Dataset entries
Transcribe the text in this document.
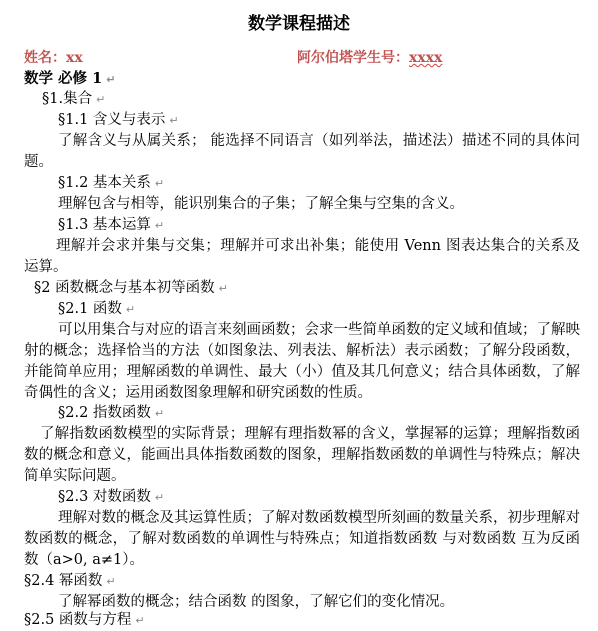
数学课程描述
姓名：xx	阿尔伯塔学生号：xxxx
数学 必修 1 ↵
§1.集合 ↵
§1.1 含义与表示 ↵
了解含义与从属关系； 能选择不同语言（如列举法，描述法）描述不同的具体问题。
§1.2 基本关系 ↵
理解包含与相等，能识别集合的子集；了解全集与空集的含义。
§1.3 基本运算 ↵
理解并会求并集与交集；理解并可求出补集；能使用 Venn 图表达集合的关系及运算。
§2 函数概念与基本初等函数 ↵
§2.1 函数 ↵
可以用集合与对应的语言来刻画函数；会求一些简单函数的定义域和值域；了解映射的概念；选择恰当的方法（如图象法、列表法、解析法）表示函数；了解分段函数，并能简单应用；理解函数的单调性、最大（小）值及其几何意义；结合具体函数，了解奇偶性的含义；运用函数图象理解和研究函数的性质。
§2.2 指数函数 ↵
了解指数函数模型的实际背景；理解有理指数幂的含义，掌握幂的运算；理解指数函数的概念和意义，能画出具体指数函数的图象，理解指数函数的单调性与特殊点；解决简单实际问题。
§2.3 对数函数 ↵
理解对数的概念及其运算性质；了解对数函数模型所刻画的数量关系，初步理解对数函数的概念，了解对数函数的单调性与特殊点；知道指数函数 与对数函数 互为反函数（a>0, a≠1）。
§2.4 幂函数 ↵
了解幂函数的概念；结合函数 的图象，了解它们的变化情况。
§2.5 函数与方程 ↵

Directions: Repeat each entry exactly. Pictures do not belong in the copy.

Written answer:
Transcribe the text in this document.
数学课程描述
姓名：xx	阿尔伯塔学生号：xxxx
数学 必修 1 ↵
§1.集合 ↵
§1.1 含义与表示 ↵
了解含义与从属关系； 能选择不同语言（如列举法，描述法）描述不同的具体问题。
§1.2 基本关系 ↵
理解包含与相等，能识别集合的子集；了解全集与空集的含义。
§1.3 基本运算 ↵
理解并会求并集与交集；理解并可求出补集；能使用 Venn 图表达集合的关系及运算。
§2 函数概念与基本初等函数 ↵
§2.1 函数 ↵
可以用集合与对应的语言来刻画函数；会求一些简单函数的定义域和值域；了解映射的概念；选择恰当的方法（如图象法、列表法、解析法）表示函数；了解分段函数，并能简单应用；理解函数的单调性、最大（小）值及其几何意义；结合具体函数，了解奇偶性的含义；运用函数图象理解和研究函数的性质。
§2.2 指数函数 ↵
了解指数函数模型的实际背景；理解有理指数幂的含义，掌握幂的运算；理解指数函数的概念和意义，能画出具体指数函数的图象，理解指数函数的单调性与特殊点；解决简单实际问题。
§2.3 对数函数 ↵
理解对数的概念及其运算性质；了解对数函数模型所刻画的数量关系，初步理解对数函数的概念，了解对数函数的单调性与特殊点；知道指数函数 与对数函数 互为反函数（a>0, a≠1）。
§2.4 幂函数 ↵
了解幂函数的概念；结合函数 的图象，了解它们的变化情况。
§2.5 函数与方程 ↵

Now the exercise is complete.